- _Given instruction_:
From the listing that follows, extract every line and set it down unaltered.
start Records shown
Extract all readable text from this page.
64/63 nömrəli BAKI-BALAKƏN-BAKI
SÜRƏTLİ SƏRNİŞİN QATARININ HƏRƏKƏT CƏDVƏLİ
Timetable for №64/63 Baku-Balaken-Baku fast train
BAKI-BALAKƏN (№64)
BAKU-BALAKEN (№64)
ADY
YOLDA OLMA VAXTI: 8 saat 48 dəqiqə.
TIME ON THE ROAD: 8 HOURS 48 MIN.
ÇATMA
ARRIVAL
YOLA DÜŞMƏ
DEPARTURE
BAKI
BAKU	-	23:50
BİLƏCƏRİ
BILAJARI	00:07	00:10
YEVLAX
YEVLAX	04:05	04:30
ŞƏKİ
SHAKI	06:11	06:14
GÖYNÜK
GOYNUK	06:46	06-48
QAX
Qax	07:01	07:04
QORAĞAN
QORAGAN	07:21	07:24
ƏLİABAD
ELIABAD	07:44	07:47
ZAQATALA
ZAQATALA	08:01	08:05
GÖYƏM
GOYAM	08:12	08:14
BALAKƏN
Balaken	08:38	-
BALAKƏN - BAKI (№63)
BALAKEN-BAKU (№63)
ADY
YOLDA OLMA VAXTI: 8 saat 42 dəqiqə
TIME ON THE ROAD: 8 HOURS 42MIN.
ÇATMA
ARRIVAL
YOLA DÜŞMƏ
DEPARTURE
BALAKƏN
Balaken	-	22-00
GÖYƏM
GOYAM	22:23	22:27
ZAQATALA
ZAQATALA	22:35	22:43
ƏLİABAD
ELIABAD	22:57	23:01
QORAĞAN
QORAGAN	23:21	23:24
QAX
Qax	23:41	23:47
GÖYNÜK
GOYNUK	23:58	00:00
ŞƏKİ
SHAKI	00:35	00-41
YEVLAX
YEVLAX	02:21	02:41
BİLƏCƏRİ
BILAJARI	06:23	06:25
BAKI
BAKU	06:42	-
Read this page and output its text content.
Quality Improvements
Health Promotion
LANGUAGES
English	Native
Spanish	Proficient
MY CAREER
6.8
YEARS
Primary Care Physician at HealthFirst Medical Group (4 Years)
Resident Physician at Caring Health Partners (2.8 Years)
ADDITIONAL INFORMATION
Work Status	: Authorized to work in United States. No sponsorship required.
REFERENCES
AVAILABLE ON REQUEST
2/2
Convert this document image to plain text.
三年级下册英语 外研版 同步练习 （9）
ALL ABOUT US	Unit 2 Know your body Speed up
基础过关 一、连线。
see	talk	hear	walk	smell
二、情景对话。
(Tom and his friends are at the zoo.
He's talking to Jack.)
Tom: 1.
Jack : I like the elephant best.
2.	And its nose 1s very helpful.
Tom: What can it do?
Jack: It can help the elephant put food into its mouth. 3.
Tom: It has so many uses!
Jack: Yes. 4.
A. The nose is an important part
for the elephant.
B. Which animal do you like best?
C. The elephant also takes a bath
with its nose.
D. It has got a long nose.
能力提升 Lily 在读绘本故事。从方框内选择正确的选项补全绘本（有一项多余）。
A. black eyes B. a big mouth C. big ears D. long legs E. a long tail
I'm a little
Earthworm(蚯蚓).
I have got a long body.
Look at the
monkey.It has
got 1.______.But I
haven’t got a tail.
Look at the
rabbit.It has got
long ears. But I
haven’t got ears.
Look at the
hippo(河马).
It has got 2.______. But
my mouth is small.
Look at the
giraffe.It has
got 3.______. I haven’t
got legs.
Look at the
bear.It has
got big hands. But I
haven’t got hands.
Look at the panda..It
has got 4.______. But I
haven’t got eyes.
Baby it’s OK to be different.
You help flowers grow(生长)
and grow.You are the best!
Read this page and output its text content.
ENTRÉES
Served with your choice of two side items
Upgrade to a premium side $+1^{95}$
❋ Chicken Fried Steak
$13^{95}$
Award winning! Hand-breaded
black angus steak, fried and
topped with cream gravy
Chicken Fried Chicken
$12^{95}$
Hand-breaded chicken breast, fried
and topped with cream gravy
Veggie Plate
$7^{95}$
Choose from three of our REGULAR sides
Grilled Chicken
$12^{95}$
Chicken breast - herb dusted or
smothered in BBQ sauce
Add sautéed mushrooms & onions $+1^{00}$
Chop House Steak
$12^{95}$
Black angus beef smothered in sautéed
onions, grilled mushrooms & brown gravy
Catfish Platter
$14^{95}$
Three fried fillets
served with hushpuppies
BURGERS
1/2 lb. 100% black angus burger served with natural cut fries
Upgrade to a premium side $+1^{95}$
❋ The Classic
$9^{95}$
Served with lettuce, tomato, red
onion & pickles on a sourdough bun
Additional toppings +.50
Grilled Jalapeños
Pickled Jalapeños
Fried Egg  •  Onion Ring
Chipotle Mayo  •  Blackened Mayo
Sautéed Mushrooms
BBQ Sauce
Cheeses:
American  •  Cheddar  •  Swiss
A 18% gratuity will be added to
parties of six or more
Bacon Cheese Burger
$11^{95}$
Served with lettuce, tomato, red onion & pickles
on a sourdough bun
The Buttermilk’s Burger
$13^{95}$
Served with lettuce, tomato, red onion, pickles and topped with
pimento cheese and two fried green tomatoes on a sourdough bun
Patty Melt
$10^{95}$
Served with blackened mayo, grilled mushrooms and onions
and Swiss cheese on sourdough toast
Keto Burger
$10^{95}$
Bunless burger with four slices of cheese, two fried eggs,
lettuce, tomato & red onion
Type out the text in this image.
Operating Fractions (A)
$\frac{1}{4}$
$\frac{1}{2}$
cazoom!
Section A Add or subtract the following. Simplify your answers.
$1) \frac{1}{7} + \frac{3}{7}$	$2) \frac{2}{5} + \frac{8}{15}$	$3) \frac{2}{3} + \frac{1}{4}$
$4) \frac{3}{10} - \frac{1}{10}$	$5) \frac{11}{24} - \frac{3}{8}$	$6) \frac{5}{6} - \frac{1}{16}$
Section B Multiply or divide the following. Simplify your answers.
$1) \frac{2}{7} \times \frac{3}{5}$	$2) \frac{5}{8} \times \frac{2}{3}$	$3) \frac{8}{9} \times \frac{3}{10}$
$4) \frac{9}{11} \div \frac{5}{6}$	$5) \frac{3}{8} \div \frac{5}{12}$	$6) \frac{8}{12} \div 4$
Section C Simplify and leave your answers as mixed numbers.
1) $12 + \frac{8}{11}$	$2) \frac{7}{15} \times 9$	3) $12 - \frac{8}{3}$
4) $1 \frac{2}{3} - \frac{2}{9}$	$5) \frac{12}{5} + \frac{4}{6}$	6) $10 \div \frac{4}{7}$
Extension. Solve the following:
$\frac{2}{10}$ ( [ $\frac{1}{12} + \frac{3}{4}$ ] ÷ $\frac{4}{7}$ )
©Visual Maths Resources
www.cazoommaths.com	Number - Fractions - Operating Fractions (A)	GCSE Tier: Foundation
end Records shown
- _Output_:
Extract all readable text from this page.
64/63 nömrəli BAKI-BALAKƏN-BAKI
SÜRƏTLİ SƏRNİŞİN QATARININ HƏRƏKƏT CƏDVƏLİ
Timetable for №64/63 Baku-Balaken-Baku fast train
BAKI-BALAKƏN (№64)
BAKU-BALAKEN (№64)
ADY
YOLDA OLMA VAXTI: 8 saat 48 dəqiqə.
TIME ON THE ROAD: 8 HOURS 48 MIN.
ÇATMA
ARRIVAL
YOLA DÜŞMƏ
DEPARTURE
BAKI
BAKU	-	23:50
BİLƏCƏRİ
BILAJARI	00:07	00:10
YEVLAX
YEVLAX	04:05	04:30
ŞƏKİ
SHAKI	06:11	06:14
GÖYNÜK
GOYNUK	06:46	06-48
QAX
Qax	07:01	07:04
QORAĞAN
QORAGAN	07:21	07:24
ƏLİABAD
ELIABAD	07:44	07:47
ZAQATALA
ZAQATALA	08:01	08:05
GÖYƏM
GOYAM	08:12	08:14
BALAKƏN
Balaken	08:38	-
BALAKƏN - BAKI (№63)
BALAKEN-BAKU (№63)
ADY
YOLDA OLMA VAXTI: 8 saat 42 dəqiqə
TIME ON THE ROAD: 8 HOURS 42MIN.
ÇATMA
ARRIVAL
YOLA DÜŞMƏ
DEPARTURE
BALAKƏN
Balaken	-	22-00
GÖYƏM
GOYAM	22:23	22:27
ZAQATALA
ZAQATALA	22:35	22:43
ƏLİABAD
ELIABAD	22:57	23:01
QORAĞAN
QORAGAN	23:21	23:24
QAX
Qax	23:41	23:47
GÖYNÜK
GOYNUK	23:58	00:00
ŞƏKİ
SHAKI	00:35	00-41
YEVLAX
YEVLAX	02:21	02:41
BİLƏCƏRİ
BILAJARI	06:23	06:25
BAKI
BAKU	06:42	-
Read this page and output its text content.
Quality Improvements
Health Promotion
LANGUAGES
English	Native
Spanish	Proficient
MY CAREER
6.8
YEARS
Primary Care Physician at HealthFirst Medical Group (4 Years)
Resident Physician at Caring Health Partners (2.8 Years)
ADDITIONAL INFORMATION
Work Status	: Authorized to work in United States. No sponsorship required.
REFERENCES
AVAILABLE ON REQUEST
2/2
Convert this document image to plain text.
三年级下册英语 外研版 同步练习 （9）
ALL ABOUT US	Unit 2 Know your body Speed up
基础过关 一、连线。
see	talk	hear	walk	smell
二、情景对话。
(Tom and his friends are at the zoo.
He's talking to Jack.)
Tom: 1.
Jack : I like the elephant best.
2.	And its nose 1s very helpful.
Tom: What can it do?
Jack: It can help the elephant put food into its mouth. 3.
Tom: It has so many uses!
Jack: Yes. 4.
A. The nose is an important part
for the elephant.
B. Which animal do you like best?
C. The elephant also takes a bath
with its nose.
D. It has got a long nose.
能力提升 Lily 在读绘本故事。从方框内选择正确的选项补全绘本（有一项多余）。
A. black eyes B. a big mouth C. big ears D. long legs E. a long tail
I'm a little
Earthworm(蚯蚓).
I have got a long body.
Look at the
monkey.It has
got 1.______.But I
haven’t got a tail.
Look at the
rabbit.It has got
long ears. But I
haven’t got ears.
Look at the
hippo(河马).
It has got 2.______. But
my mouth is small.
Look at the
giraffe.It has
got 3.______. I haven’t
got legs.
Look at the
bear.It has
got big hands. But I
haven’t got hands.
Look at the panda..It
has got 4.______. But I
haven’t got eyes.
Baby it’s OK to be different.
You help flowers grow(生长)
and grow.You are the best!
Read this page and output its text content.
ENTRÉES
Served with your choice of two side items
Upgrade to a premium side $+1^{95}$
❋ Chicken Fried Steak
$13^{95}$
Award winning! Hand-breaded
black angus steak, fried and
topped with cream gravy
Chicken Fried Chicken
$12^{95}$
Hand-breaded chicken breast, fried
and topped with cream gravy
Veggie Plate
$7^{95}$
Choose from three of our REGULAR sides
Grilled Chicken
$12^{95}$
Chicken breast - herb dusted or
smothered in BBQ sauce
Add sautéed mushrooms & onions $+1^{00}$
Chop House Steak
$12^{95}$
Black angus beef smothered in sautéed
onions, grilled mushrooms & brown gravy
Catfish Platter
$14^{95}$
Three fried fillets
served with hushpuppies
BURGERS
1/2 lb. 100% black angus burger served with natural cut fries
Upgrade to a premium side $+1^{95}$
❋ The Classic
$9^{95}$
Served with lettuce, tomato, red
onion & pickles on a sourdough bun
Additional toppings +.50
Grilled Jalapeños
Pickled Jalapeños
Fried Egg  •  Onion Ring
Chipotle Mayo  •  Blackened Mayo
Sautéed Mushrooms
BBQ Sauce
Cheeses:
American  •  Cheddar  •  Swiss
A 18% gratuity will be added to
parties of six or more
Bacon Cheese Burger
$11^{95}$
Served with lettuce, tomato, red onion & pickles
on a sourdough bun
The Buttermilk’s Burger
$13^{95}$
Served with lettuce, tomato, red onion, pickles and topped with
pimento cheese and two fried green tomatoes on a sourdough bun
Patty Melt
$10^{95}$
Served with blackened mayo, grilled mushrooms and onions
and Swiss cheese on sourdough toast
Keto Burger
$10^{95}$
Bunless burger with four slices of cheese, two fried eggs,
lettuce, tomato & red onion
Type out the text in this image.
Operating Fractions (A)
$\frac{1}{4}$
$\frac{1}{2}$
cazoom!
Section A Add or subtract the following. Simplify your answers.
$1) \frac{1}{7} + \frac{3}{7}$	$2) \frac{2}{5} + \frac{8}{15}$	$3) \frac{2}{3} + \frac{1}{4}$
$4) \frac{3}{10} - \frac{1}{10}$	$5) \frac{11}{24} - \frac{3}{8}$	$6) \frac{5}{6} - \frac{1}{16}$
Section B Multiply or divide the following. Simplify your answers.
$1) \frac{2}{7} \times \frac{3}{5}$	$2) \frac{5}{8} \times \frac{2}{3}$	$3) \frac{8}{9} \times \frac{3}{10}$
$4) \frac{9}{11} \div \frac{5}{6}$	$5) \frac{3}{8} \div \frac{5}{12}$	$6) \frac{8}{12} \div 4$
Section C Simplify and leave your answers as mixed numbers.
1) $12 + \frac{8}{11}$	$2) \frac{7}{15} \times 9$	3) $12 - \frac{8}{3}$
4) $1 \frac{2}{3} - \frac{2}{9}$	$5) \frac{12}{5} + \frac{4}{6}$	6) $10 \div \frac{4}{7}$
Extension. Solve the following:
$\frac{2}{10}$ ( [ $\frac{1}{12} + \frac{3}{4}$ ] ÷ $\frac{4}{7}$ )
©Visual Maths Resources
www.cazoommaths.com	Number - Fractions - Operating Fractions (A)	GCSE Tier: Foundation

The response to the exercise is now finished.